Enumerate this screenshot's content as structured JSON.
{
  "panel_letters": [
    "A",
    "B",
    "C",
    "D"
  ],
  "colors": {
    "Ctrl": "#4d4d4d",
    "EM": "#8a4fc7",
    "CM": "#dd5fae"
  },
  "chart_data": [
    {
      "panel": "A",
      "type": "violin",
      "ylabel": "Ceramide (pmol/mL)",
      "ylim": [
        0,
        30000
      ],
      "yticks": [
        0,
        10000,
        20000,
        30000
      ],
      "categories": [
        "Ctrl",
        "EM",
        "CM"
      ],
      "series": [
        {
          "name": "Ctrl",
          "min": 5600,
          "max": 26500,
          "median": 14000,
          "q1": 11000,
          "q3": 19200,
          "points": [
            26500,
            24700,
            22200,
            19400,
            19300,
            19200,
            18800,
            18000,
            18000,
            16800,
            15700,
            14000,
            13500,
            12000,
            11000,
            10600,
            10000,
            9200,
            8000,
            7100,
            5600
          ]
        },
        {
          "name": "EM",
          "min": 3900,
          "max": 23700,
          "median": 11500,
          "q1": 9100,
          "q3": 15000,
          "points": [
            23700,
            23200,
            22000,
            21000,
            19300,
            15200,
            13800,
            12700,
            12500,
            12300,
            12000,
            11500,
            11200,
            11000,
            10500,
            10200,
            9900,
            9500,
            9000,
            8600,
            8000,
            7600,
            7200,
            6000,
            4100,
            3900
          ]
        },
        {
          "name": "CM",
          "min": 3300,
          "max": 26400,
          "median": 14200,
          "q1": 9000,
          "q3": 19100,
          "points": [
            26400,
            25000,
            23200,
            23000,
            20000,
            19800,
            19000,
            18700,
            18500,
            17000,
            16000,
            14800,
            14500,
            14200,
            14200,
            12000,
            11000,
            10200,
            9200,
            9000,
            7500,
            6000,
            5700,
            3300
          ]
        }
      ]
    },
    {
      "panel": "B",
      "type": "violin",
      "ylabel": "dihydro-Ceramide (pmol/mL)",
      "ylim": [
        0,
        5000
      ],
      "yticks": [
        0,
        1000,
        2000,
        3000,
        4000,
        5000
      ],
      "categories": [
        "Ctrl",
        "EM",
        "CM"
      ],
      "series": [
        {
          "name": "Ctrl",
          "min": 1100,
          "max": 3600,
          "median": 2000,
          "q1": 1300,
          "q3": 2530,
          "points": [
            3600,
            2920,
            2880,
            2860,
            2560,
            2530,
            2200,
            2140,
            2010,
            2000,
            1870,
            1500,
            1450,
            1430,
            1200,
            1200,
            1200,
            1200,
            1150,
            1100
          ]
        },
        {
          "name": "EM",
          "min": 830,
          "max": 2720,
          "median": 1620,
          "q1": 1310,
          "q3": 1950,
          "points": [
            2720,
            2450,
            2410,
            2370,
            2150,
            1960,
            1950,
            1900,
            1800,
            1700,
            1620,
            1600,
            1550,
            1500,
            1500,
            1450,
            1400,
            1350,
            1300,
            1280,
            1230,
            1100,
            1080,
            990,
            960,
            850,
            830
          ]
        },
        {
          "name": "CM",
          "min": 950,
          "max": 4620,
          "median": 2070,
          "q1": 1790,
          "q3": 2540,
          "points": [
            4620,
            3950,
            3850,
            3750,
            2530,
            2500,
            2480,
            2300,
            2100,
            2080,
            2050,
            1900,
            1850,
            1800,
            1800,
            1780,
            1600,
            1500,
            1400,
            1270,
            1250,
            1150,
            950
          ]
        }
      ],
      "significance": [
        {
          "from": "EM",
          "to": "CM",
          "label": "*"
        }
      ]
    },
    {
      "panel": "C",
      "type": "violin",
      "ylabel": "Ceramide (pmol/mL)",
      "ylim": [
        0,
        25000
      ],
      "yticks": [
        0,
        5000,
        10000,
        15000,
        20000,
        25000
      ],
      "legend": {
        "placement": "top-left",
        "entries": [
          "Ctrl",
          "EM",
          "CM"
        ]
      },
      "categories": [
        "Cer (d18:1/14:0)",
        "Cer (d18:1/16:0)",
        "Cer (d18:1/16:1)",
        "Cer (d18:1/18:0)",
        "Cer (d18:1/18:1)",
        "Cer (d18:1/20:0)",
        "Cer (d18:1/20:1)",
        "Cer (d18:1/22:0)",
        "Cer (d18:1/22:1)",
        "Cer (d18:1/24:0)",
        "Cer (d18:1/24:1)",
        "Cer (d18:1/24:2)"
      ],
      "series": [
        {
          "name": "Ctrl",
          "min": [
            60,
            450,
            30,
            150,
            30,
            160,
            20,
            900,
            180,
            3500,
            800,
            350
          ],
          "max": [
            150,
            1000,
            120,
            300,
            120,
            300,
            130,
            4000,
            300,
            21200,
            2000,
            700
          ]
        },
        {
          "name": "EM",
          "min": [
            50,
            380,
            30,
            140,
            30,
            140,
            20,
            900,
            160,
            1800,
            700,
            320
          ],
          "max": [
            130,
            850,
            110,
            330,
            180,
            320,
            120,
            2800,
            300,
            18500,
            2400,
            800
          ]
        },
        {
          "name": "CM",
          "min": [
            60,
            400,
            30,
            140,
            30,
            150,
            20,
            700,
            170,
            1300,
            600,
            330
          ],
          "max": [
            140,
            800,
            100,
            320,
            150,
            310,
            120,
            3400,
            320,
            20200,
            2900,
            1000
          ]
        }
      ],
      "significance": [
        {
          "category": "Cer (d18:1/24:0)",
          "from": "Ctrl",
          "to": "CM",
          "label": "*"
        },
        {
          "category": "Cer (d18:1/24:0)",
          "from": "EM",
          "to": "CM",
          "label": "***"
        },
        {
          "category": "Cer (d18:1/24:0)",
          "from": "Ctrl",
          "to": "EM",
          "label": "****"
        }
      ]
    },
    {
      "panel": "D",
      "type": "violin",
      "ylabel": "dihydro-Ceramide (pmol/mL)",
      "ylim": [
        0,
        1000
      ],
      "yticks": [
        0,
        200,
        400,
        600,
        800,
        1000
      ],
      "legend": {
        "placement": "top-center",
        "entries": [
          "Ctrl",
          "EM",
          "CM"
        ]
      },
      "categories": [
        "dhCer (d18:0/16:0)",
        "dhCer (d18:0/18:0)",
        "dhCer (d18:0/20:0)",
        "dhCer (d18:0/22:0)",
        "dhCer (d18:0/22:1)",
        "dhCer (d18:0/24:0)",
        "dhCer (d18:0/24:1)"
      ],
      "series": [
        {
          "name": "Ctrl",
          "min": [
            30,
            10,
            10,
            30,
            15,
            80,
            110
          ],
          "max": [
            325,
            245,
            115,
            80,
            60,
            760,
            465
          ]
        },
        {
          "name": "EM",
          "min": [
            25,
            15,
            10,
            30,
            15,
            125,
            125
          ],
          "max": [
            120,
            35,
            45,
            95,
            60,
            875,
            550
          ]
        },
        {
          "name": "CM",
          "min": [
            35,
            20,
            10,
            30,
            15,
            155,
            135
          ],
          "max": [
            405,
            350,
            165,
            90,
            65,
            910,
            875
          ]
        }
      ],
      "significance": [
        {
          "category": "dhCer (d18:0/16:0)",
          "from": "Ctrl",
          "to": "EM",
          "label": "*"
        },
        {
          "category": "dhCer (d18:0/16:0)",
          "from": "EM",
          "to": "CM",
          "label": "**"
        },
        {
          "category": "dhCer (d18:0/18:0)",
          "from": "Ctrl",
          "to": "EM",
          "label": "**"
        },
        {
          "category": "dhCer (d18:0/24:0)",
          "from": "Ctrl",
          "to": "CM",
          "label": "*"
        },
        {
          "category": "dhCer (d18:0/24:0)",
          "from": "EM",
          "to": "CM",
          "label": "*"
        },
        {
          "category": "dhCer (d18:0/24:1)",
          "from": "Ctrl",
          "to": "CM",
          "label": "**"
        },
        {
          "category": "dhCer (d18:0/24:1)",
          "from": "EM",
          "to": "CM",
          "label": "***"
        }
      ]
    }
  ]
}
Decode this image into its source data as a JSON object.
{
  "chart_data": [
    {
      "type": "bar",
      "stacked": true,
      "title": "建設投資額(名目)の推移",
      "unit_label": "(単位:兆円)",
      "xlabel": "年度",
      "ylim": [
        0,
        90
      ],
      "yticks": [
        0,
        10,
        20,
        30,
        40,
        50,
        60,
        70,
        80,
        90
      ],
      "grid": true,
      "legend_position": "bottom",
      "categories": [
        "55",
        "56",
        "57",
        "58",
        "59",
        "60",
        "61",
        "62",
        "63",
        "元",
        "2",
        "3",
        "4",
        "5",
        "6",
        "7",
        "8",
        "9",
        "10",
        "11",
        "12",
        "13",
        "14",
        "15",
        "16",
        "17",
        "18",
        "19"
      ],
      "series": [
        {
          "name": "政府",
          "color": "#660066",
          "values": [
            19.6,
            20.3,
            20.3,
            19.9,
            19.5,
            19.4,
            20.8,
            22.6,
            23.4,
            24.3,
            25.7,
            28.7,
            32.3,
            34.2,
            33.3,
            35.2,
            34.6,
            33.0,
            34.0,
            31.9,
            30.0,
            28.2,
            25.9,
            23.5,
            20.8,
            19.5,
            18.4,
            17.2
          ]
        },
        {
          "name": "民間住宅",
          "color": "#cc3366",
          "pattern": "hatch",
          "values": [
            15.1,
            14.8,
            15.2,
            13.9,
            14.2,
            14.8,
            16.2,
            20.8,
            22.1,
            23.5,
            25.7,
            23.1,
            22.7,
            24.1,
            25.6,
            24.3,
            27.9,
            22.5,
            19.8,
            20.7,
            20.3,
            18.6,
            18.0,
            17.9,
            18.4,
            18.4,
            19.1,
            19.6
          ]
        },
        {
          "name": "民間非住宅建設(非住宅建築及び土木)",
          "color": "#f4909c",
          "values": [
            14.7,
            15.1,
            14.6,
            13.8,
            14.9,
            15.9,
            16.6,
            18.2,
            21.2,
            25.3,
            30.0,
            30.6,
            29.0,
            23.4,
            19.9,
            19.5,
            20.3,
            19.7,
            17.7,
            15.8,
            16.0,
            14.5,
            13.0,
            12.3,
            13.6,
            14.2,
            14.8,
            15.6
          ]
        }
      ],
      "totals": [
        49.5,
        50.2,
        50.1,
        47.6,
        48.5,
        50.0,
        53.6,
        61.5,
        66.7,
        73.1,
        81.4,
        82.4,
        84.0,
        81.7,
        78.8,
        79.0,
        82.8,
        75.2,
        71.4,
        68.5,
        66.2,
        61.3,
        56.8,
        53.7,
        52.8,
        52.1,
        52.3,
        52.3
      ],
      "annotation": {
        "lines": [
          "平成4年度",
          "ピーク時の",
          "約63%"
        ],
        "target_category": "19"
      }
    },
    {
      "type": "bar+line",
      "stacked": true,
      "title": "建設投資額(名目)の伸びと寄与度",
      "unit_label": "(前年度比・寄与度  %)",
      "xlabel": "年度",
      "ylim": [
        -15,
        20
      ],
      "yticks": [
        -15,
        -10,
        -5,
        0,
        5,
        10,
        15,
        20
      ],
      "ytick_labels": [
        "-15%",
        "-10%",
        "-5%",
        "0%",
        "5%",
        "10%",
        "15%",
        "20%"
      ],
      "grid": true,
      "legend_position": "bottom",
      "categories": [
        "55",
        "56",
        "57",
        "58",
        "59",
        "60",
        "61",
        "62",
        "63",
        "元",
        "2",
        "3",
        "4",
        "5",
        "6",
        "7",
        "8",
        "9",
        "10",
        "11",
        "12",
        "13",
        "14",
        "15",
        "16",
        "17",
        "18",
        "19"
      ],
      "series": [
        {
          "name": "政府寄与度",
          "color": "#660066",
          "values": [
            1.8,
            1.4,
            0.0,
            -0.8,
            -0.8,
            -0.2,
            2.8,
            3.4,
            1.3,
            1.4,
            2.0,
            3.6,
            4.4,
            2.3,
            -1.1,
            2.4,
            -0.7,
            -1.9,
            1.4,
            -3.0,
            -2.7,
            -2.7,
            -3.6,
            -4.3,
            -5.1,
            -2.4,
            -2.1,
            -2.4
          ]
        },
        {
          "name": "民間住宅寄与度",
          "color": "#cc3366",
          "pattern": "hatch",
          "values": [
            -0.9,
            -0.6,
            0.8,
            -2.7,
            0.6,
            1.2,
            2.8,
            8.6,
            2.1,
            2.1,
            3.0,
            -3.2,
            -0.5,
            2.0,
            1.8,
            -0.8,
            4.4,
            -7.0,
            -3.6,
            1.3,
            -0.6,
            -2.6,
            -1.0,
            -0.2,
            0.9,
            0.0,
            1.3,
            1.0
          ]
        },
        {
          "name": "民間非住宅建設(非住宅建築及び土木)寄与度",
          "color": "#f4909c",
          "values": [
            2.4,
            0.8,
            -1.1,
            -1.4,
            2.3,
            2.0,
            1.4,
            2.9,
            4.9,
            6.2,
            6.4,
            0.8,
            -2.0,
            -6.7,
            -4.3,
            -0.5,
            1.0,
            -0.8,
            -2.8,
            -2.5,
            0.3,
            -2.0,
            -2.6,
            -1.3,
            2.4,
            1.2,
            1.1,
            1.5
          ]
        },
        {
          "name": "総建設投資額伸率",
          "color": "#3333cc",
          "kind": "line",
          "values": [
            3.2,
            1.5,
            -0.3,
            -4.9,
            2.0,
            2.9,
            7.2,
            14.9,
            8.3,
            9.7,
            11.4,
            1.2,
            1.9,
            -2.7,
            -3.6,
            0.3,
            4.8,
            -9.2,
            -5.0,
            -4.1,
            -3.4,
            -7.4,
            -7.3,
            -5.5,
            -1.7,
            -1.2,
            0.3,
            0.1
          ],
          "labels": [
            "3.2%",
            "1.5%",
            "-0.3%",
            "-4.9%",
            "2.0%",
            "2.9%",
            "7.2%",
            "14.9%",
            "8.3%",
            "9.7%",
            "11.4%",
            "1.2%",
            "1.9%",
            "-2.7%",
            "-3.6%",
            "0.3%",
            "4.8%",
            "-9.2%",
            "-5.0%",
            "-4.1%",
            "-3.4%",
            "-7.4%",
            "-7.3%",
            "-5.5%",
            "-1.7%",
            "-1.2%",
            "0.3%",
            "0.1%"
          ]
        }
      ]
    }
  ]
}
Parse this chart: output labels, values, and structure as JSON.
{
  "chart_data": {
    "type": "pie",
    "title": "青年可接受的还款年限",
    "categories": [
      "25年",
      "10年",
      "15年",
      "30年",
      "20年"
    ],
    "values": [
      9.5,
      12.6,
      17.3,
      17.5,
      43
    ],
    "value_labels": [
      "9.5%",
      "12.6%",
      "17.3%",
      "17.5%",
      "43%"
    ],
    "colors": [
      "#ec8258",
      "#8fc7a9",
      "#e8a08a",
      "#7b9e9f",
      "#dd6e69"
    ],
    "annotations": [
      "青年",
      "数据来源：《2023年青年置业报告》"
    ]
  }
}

────────────────────

**What the task requires:** List every line above that holds the word "this".

**Complete response:**
Enumerate this screenshot's content as structured JSON.
Decode this image into its source data as a JSON object.
Parse this chart: output labels, values, and structure as JSON.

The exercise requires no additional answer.